PROBLEM
Copy every line of the data that includes the string "image".

DATA EXTRACT
==*==
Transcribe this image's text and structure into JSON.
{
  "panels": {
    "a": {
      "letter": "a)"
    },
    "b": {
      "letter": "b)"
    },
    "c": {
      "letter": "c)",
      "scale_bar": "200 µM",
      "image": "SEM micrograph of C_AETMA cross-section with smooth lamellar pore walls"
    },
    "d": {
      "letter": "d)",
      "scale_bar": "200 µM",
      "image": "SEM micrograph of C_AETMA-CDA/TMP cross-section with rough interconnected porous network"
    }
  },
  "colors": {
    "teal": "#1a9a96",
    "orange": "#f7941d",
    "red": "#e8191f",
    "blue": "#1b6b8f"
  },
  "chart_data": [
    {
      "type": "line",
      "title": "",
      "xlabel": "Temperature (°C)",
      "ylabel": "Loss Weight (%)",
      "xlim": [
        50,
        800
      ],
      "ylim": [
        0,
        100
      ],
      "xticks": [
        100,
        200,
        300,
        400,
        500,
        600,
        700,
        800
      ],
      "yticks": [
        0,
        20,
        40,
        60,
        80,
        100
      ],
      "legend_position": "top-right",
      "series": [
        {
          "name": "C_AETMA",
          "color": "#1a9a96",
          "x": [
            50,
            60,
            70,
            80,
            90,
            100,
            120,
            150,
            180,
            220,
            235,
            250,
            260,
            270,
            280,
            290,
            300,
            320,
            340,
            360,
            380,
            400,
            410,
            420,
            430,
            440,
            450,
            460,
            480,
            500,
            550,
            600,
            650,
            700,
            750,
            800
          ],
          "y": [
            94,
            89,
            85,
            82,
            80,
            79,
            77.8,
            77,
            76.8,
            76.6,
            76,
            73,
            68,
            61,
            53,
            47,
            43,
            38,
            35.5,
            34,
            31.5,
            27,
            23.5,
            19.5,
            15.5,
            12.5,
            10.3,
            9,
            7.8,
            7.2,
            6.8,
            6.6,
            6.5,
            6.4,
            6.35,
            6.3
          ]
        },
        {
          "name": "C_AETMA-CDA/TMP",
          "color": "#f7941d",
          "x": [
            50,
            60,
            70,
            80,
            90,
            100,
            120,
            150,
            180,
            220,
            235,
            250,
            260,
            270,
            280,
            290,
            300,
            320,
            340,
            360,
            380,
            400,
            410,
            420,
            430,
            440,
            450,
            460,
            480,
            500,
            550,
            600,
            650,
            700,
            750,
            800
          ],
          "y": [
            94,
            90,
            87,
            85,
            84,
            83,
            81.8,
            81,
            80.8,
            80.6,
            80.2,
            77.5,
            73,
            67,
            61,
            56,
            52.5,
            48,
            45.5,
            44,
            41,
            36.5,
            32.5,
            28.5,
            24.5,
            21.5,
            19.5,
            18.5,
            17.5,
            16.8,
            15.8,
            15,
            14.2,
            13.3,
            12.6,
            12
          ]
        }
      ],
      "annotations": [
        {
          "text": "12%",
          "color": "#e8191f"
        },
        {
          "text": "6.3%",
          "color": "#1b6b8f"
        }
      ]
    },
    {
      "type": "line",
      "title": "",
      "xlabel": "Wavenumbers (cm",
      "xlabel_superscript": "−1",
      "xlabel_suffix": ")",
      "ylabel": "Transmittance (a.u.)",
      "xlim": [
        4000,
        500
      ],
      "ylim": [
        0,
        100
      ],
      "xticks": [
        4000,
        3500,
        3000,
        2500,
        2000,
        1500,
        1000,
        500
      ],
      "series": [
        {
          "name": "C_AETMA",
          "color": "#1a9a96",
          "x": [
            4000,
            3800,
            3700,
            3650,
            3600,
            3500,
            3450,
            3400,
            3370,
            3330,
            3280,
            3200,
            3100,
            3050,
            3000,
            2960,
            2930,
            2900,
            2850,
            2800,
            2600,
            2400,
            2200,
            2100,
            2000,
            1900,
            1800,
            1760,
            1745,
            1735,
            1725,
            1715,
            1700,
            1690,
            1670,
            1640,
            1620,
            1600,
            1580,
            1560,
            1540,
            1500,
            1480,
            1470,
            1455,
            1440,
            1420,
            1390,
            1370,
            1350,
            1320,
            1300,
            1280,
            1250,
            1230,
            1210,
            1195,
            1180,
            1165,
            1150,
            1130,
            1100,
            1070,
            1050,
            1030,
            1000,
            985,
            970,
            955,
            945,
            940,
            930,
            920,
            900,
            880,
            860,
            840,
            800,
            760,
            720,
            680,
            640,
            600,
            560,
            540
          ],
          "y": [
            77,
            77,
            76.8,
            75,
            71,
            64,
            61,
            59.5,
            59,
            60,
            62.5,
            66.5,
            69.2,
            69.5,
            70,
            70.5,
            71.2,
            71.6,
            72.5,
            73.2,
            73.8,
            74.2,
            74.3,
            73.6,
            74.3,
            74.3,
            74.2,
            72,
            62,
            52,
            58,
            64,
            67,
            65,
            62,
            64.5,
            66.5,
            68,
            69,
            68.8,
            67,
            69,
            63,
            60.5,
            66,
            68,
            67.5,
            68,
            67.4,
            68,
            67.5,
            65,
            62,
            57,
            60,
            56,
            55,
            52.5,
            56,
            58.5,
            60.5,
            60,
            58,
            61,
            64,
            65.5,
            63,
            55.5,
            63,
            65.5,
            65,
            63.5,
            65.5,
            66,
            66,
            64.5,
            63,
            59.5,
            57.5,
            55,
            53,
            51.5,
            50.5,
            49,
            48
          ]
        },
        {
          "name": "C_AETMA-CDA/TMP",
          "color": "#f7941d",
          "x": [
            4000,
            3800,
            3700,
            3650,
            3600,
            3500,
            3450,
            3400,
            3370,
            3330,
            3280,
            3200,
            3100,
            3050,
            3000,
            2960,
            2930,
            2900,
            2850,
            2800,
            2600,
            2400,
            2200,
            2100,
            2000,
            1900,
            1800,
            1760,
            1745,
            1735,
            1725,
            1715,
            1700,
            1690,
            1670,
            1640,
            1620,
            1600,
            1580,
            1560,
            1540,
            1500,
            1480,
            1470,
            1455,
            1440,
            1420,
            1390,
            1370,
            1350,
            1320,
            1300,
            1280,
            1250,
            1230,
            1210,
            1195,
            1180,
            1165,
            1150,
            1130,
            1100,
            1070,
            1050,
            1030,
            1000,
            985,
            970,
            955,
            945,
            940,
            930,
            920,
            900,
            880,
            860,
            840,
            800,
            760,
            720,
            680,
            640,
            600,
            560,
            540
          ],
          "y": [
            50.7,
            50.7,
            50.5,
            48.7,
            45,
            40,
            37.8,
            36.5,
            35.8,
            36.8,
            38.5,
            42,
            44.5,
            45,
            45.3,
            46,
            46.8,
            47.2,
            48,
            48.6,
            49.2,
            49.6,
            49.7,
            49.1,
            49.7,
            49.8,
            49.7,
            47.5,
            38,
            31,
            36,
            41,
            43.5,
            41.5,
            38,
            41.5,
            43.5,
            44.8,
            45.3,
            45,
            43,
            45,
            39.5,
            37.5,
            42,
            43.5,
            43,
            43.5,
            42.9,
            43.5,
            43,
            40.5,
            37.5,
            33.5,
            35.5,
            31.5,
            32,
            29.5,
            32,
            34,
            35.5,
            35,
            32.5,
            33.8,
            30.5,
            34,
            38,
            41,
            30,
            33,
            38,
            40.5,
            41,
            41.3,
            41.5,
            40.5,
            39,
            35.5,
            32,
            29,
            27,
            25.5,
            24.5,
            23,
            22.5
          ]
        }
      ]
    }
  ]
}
==*==
THE COMPLETED TASK
Transcribe this image's text and structure into JSON.
      "image": "SEM micrograph of C_AETMA cross-section with smooth lamellar pore walls"
      "image": "SEM micrograph of C_AETMA-CDA/TMP cross-section with rough interconnected porous network"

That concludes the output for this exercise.